START

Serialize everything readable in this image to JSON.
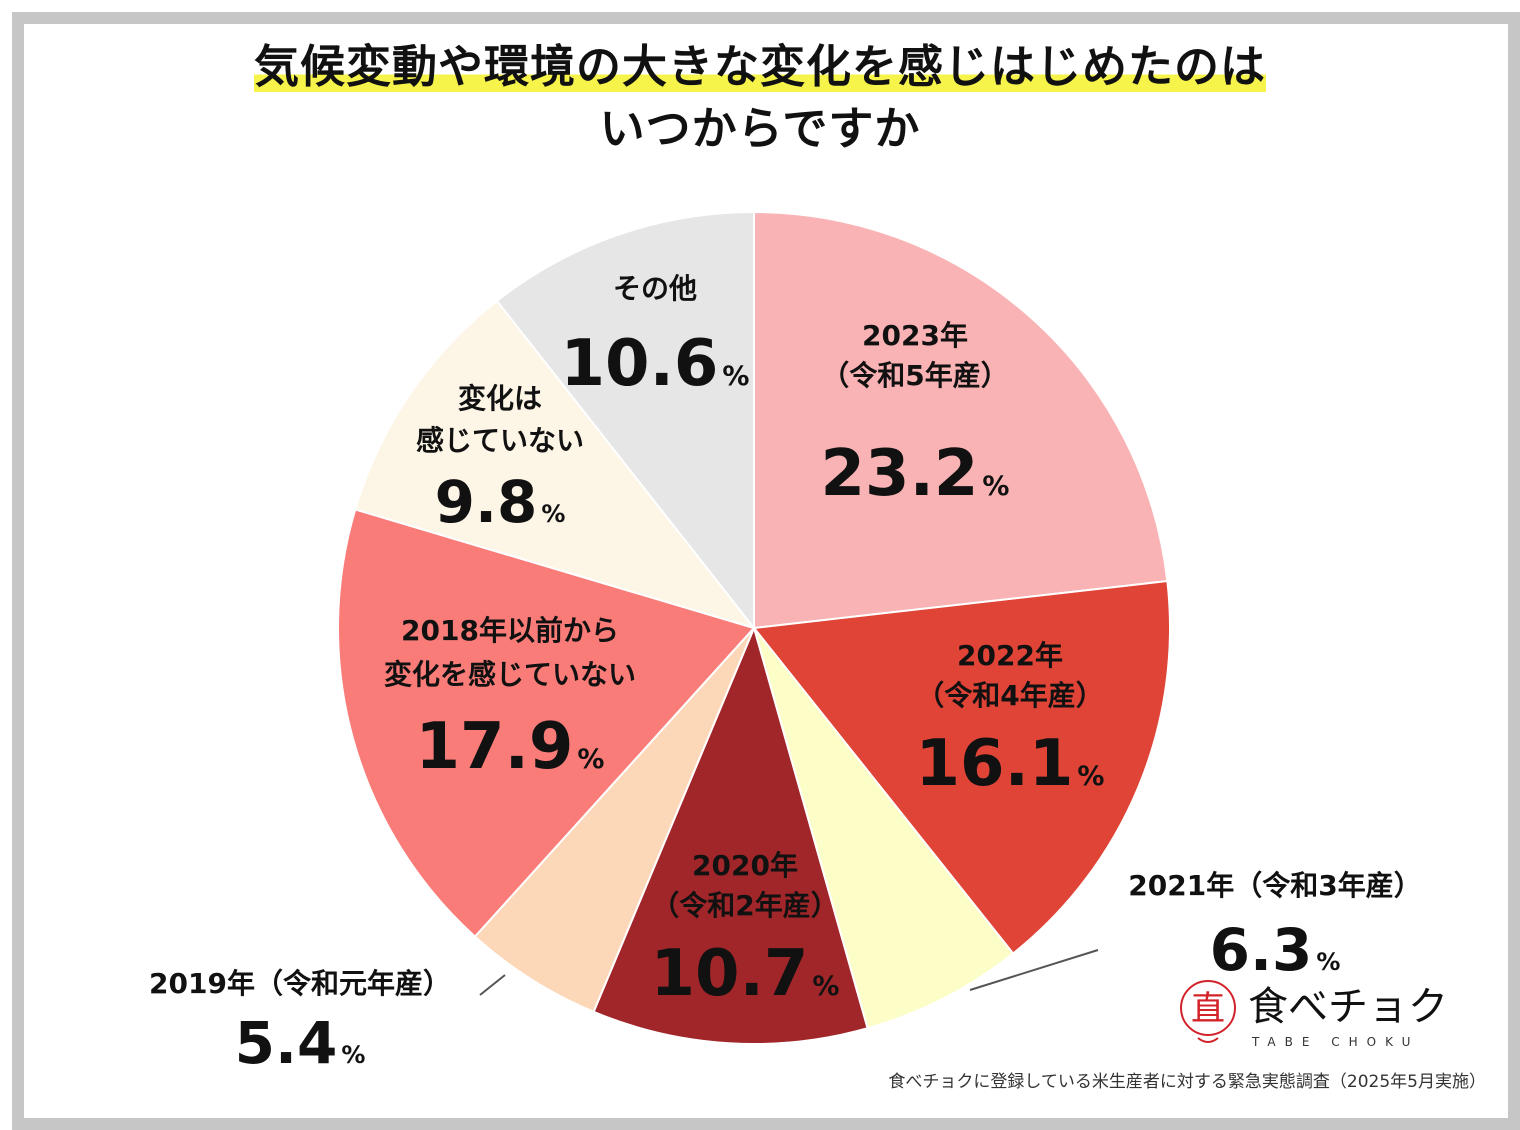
{
  "title": {
    "line1": "気候変動や環境の大きな変化を感じはじめたのは",
    "line2": "いつからですか"
  },
  "chart_data": {
    "type": "pie",
    "title": "気候変動や環境の大きな変化を感じはじめたのはいつからですか",
    "slices": [
      {
        "label": "2023年（令和5年産）",
        "lines": [
          "2023年",
          "（令和5年産）"
        ],
        "value": 23.2,
        "color": "#f9b3b4"
      },
      {
        "label": "2022年（令和4年産）",
        "lines": [
          "2022年",
          "（令和4年産）"
        ],
        "value": 16.1,
        "color": "#e04437"
      },
      {
        "label": "2021年（令和3年産）",
        "lines": [
          "2021年（令和3年産）"
        ],
        "value": 6.3,
        "color": "#fdfdc7"
      },
      {
        "label": "2020年（令和2年産）",
        "lines": [
          "2020年",
          "（令和2年産）"
        ],
        "value": 10.7,
        "color": "#a1262a"
      },
      {
        "label": "2019年（令和元年産）",
        "lines": [
          "2019年（令和元年産）"
        ],
        "value": 5.4,
        "color": "#fdd8b8"
      },
      {
        "label": "2018年以前から変化を感じていない",
        "lines": [
          "2018年以前から",
          "変化を感じていない"
        ],
        "value": 17.9,
        "color": "#f97c78"
      },
      {
        "label": "変化は感じていない",
        "lines": [
          "変化は",
          "感じていない"
        ],
        "value": 9.8,
        "color": "#fdf5e6"
      },
      {
        "label": "その他",
        "lines": [
          "その他"
        ],
        "value": 10.6,
        "color": "#e6e6e6"
      }
    ],
    "unit": "%"
  },
  "source_note": "食べチョクに登録している米生産者に対する緊急実態調査（2025年5月実施）",
  "logo": {
    "text": "食べチョク",
    "sub": "TABE CHOKU",
    "color": "#d3232a"
  }
}
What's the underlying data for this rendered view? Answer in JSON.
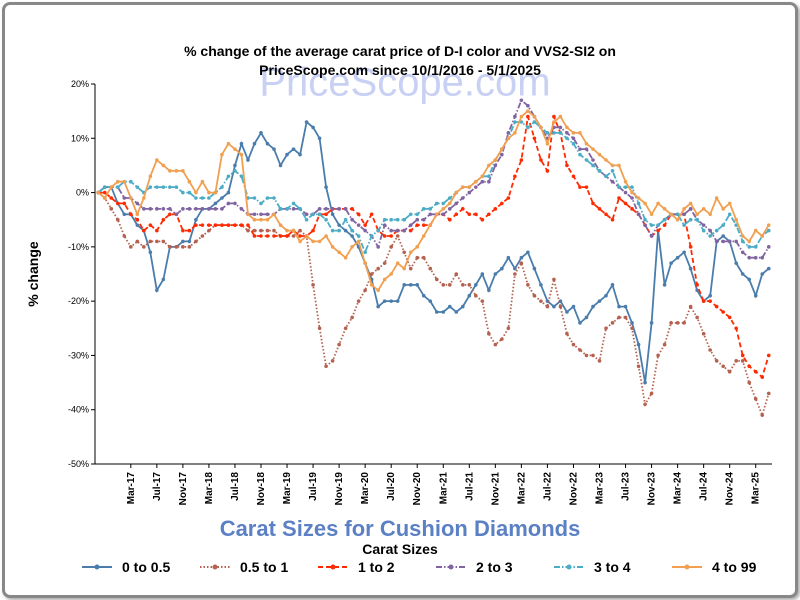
{
  "chart_data": {
    "type": "line",
    "title": [
      "% change of the average carat price of  D-I color and VVS2-SI2  on",
      "PriceScope.com since 10/1/2016 - 5/1/2025"
    ],
    "watermark": "PriceScope.com",
    "x_label": "Carat Sizes for Cushion Diamonds",
    "y_label": "% change",
    "legend_title": "Carat Sizes",
    "legend": "bottom",
    "grid": false,
    "ylim": [
      -50,
      20
    ],
    "yticks": [
      {
        "value": -50,
        "label": "-50%"
      },
      {
        "value": -40,
        "label": "-40%"
      },
      {
        "value": -30,
        "label": "-30%"
      },
      {
        "value": -20,
        "label": "-20%"
      },
      {
        "value": -10,
        "label": "-10%"
      },
      {
        "value": 0,
        "label": "0%"
      },
      {
        "value": 10,
        "label": "10%"
      },
      {
        "value": 20,
        "label": "20%"
      }
    ],
    "categories": [
      null,
      null,
      null,
      null,
      null,
      "Mar-17",
      null,
      null,
      null,
      "Jul-17",
      null,
      null,
      null,
      "Nov-17",
      null,
      null,
      null,
      "Mar-18",
      null,
      null,
      null,
      "Jul-18",
      null,
      null,
      null,
      "Nov-18",
      null,
      null,
      null,
      "Mar-19",
      null,
      null,
      null,
      "Jul-19",
      null,
      null,
      null,
      "Nov-19",
      null,
      null,
      null,
      "Mar-20",
      null,
      null,
      null,
      "Jul-20",
      null,
      null,
      null,
      "Nov-20",
      null,
      null,
      null,
      "Mar-21",
      null,
      null,
      null,
      "Jul-21",
      null,
      null,
      null,
      "Nov-21",
      null,
      null,
      null,
      "Mar-22",
      null,
      null,
      null,
      "Jul-22",
      null,
      null,
      null,
      "Nov-22",
      null,
      null,
      null,
      "Mar-23",
      null,
      null,
      null,
      "Jul-23",
      null,
      null,
      null,
      "Nov-23",
      null,
      null,
      null,
      "Mar-24",
      null,
      null,
      null,
      "Jul-24",
      null,
      null,
      null,
      "Nov-24",
      null,
      null,
      null,
      "Mar-25",
      null,
      null
    ],
    "series": [
      {
        "name": "0 to 0.5",
        "color": "#4a7dac",
        "style": "solid",
        "values": [
          0,
          1,
          1,
          -2,
          -4,
          -4,
          -6,
          -7,
          -11,
          -18,
          -16,
          -10,
          -10,
          -9,
          -9,
          -5,
          -3,
          -3,
          -2,
          -1,
          0,
          5,
          9,
          6,
          9,
          11,
          9,
          8,
          5,
          7,
          8,
          7,
          13,
          12,
          10,
          1,
          -4,
          -6,
          -7,
          -8,
          -10,
          -13,
          -16,
          -21,
          -20,
          -20,
          -20,
          -17,
          -17,
          -17,
          -19,
          -20,
          -22,
          -22,
          -21,
          -22,
          -21,
          -19,
          -17,
          -15,
          -18,
          -15,
          -14,
          -12,
          -14,
          -12,
          -11,
          -14,
          -17,
          -20,
          -21,
          -20,
          -22,
          -21,
          -24,
          -23,
          -21,
          -20,
          -19,
          -17,
          -21,
          -21,
          -24,
          -28,
          -35,
          -24,
          -7,
          -17,
          -13,
          -12,
          -11,
          -14,
          -18,
          -20,
          -19,
          -9,
          -8,
          -9,
          -13,
          -15,
          -16,
          -19,
          -15,
          -14
        ]
      },
      {
        "name": "0.5 to 1",
        "color": "#b5614f",
        "style": "dotted",
        "values": [
          0,
          -1,
          -3,
          -5,
          -8,
          -10,
          -9,
          -10,
          -9,
          -9,
          -9,
          -10,
          -10,
          -10,
          -10,
          -9,
          -8,
          -7,
          -6,
          -6,
          -6,
          -6,
          -6,
          -7,
          -7,
          -7,
          -7,
          -7,
          -8,
          -8,
          -8,
          -7,
          -8,
          -17,
          -25,
          -32,
          -31,
          -28,
          -25,
          -23,
          -20,
          -18,
          -15,
          -14,
          -13,
          -10,
          -8,
          -11,
          -14,
          -12,
          -12,
          -14,
          -16,
          -17,
          -17,
          -15,
          -17,
          -17,
          -19,
          -20,
          -26,
          -28,
          -27,
          -25,
          -15,
          -13,
          -17,
          -19,
          -20,
          -21,
          -16,
          -21,
          -26,
          -28,
          -29,
          -30,
          -30,
          -31,
          -25,
          -24,
          -23,
          -23,
          -25,
          -32,
          -39,
          -37,
          -30,
          -28,
          -24,
          -24,
          -24,
          -21,
          -23,
          -26,
          -29,
          -31,
          -32,
          -33,
          -31,
          -31,
          -35,
          -38,
          -41,
          -37
        ]
      },
      {
        "name": "1 to 2",
        "color": "#ff2a00",
        "style": "dashed",
        "values": [
          0,
          0,
          -1,
          -2,
          -2,
          -4,
          -5,
          -7,
          -6,
          -7,
          -5,
          -4,
          -4,
          -7,
          -7,
          -6,
          -6,
          -6,
          -6,
          -6,
          -6,
          -6,
          -6,
          -6,
          -8,
          -8,
          -8,
          -8,
          -8,
          -8,
          -7,
          -8,
          -8,
          -7,
          -4,
          -4,
          -3,
          -3,
          -3,
          -3,
          -4,
          -6,
          -4,
          -7,
          -8,
          -8,
          -7,
          -7,
          -7,
          -6,
          -6,
          -6,
          -4,
          -4,
          -5,
          -4,
          -3,
          -4,
          -4,
          -5,
          -4,
          -3,
          -2,
          -1,
          3,
          6,
          14,
          10,
          6,
          4,
          14,
          11,
          5,
          3,
          1,
          1,
          -2,
          -3,
          -4,
          -5,
          -1,
          -2,
          -3,
          -4,
          -6,
          -8,
          -7,
          -6,
          -4,
          -4,
          -4,
          -10,
          -17,
          -20,
          -20,
          -21,
          -22,
          -23,
          -25,
          -30,
          -32,
          -33,
          -34,
          -30
        ]
      },
      {
        "name": "2 to 3",
        "color": "#8064a2",
        "style": "dashdot",
        "values": [
          0,
          1,
          1,
          1,
          -1,
          -1,
          -2,
          -3,
          -3,
          -3,
          -3,
          -3,
          -4,
          -3,
          -3,
          -3,
          -3,
          -3,
          -3,
          -3,
          -2,
          -2,
          -3,
          -4,
          -4,
          -4,
          -4,
          -4,
          -3,
          -3,
          -3,
          -3,
          -4,
          -4,
          -3,
          -3,
          -3,
          -3,
          -3,
          -5,
          -6,
          -7,
          -8,
          -10,
          -6,
          -7,
          -7,
          -7,
          -6,
          -5,
          -5,
          -4,
          -4,
          -4,
          -3,
          -2,
          -1,
          0,
          1,
          2,
          2,
          5,
          7,
          11,
          14,
          17,
          16,
          14,
          12,
          10,
          12,
          12,
          11,
          10,
          8,
          8,
          6,
          4,
          3,
          2,
          1,
          0,
          -1,
          -4,
          -6,
          -8,
          -6,
          -5,
          -4,
          -4,
          -4,
          -3,
          -5,
          -6,
          -7,
          -9,
          -9,
          -9,
          -9,
          -11,
          -12,
          -12,
          -12,
          -10
        ]
      },
      {
        "name": "3 to 4",
        "color": "#4bacc6",
        "style": "dashdot",
        "values": [
          0,
          1,
          1,
          1,
          2,
          2,
          1,
          0,
          1,
          1,
          1,
          1,
          1,
          0,
          0,
          -1,
          -1,
          -1,
          0,
          1,
          3,
          4,
          3,
          -1,
          -1,
          -2,
          -1,
          -1,
          -3,
          -3,
          -2,
          -3,
          -5,
          -4,
          -4,
          -5,
          -7,
          -7,
          -5,
          -7,
          -8,
          -11,
          -8,
          -7,
          -5,
          -5,
          -5,
          -5,
          -4,
          -4,
          -3,
          -3,
          -2,
          -2,
          -1,
          0,
          1,
          1,
          2,
          3,
          3,
          6,
          8,
          10,
          13,
          13,
          12,
          13,
          12,
          11,
          11,
          11,
          10,
          9,
          7,
          6,
          5,
          4,
          3,
          4,
          1,
          1,
          1,
          -2,
          -5,
          -6,
          -6,
          -5,
          -4,
          -4,
          -6,
          -5,
          -5,
          -7,
          -8,
          -7,
          -6,
          -4,
          -6,
          -9,
          -10,
          -10,
          -8,
          -7
        ]
      },
      {
        "name": "4 to 99",
        "color": "#f0a050",
        "style": "solid",
        "values": [
          0,
          -1,
          1,
          2,
          2,
          -1,
          -4,
          -1,
          3,
          6,
          5,
          4,
          4,
          4,
          2,
          0,
          2,
          0,
          0,
          7,
          9,
          8,
          7,
          -4,
          -5,
          -5,
          -5,
          -4,
          -6,
          -7,
          -7,
          -9,
          -8,
          -9,
          -9,
          -8,
          -10,
          -11,
          -12,
          -10,
          -9,
          -13,
          -17,
          -18,
          -16,
          -15,
          -13,
          -14,
          -11,
          -10,
          -8,
          -6,
          -4,
          -3,
          -2,
          0,
          1,
          1,
          2,
          3,
          5,
          6,
          8,
          10,
          11,
          14,
          15,
          14,
          12,
          9,
          13,
          14,
          12,
          11,
          11,
          9,
          8,
          7,
          6,
          5,
          5,
          2,
          0,
          -1,
          -2,
          -4,
          -2,
          -3,
          -4,
          -5,
          -3,
          -2,
          -4,
          -3,
          -4,
          -1,
          -3,
          -2,
          -5,
          -8,
          -9,
          -7,
          -8,
          -6
        ]
      }
    ]
  }
}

END

**Set exercise:**
Return every line of the preceding records in which the word "this" appears.

**Complete output:**
Serialize everything readable in this image to JSON.
What's the underlying data for this rendered view? Answer in JSON.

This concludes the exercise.